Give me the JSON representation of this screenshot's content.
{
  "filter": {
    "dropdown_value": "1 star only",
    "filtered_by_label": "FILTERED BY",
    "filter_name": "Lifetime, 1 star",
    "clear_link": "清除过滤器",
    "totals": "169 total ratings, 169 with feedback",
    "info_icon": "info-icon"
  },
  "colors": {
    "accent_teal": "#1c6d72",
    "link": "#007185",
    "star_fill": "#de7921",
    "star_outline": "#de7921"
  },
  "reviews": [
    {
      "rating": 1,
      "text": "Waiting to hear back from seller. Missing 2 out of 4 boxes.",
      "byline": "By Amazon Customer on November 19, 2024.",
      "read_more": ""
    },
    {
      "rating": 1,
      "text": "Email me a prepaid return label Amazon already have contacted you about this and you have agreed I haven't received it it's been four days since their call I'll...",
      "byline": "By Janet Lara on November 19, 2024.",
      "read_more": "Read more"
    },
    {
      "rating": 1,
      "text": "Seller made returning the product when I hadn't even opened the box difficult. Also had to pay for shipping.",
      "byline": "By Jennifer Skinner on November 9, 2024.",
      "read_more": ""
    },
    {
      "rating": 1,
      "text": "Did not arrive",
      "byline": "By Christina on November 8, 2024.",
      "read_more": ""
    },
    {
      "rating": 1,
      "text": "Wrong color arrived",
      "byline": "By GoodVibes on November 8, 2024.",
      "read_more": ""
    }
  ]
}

# [REQUIRED TASK]
Repeat every entry word for word.

# [TASK SOLUTION]
Give me the JSON representation of this screenshot's content.
{
  "filter": {
    "dropdown_value": "1 star only",
    "filtered_by_label": "FILTERED BY",
    "filter_name": "Lifetime, 1 star",
    "clear_link": "清除过滤器",
    "totals": "169 total ratings, 169 with feedback",
    "info_icon": "info-icon"
  },
  "colors": {
    "accent_teal": "#1c6d72",
    "link": "#007185",
    "star_fill": "#de7921",
    "star_outline": "#de7921"
  },
  "reviews": [
    {
      "rating": 1,
      "text": "Waiting to hear back from seller. Missing 2 out of 4 boxes.",
      "byline": "By Amazon Customer on November 19, 2024.",
      "read_more": ""
    },
    {
      "rating": 1,
      "text": "Email me a prepaid return label Amazon already have contacted you about this and you have agreed I haven't received it it's been four days since their call I'll...",
      "byline": "By Janet Lara on November 19, 2024.",
      "read_more": "Read more"
    },
    {
      "rating": 1,
      "text": "Seller made returning the product when I hadn't even opened the box difficult. Also had to pay for shipping.",
      "byline": "By Jennifer Skinner on November 9, 2024.",
      "read_more": ""
    },
    {
      "rating": 1,
      "text": "Did not arrive",
      "byline": "By Christina on November 8, 2024.",
      "read_more": ""
    },
    {
      "rating": 1,
      "text": "Wrong color arrived",
      "byline": "By GoodVibes on November 8, 2024.",
      "read_more": ""
    }
  ]
}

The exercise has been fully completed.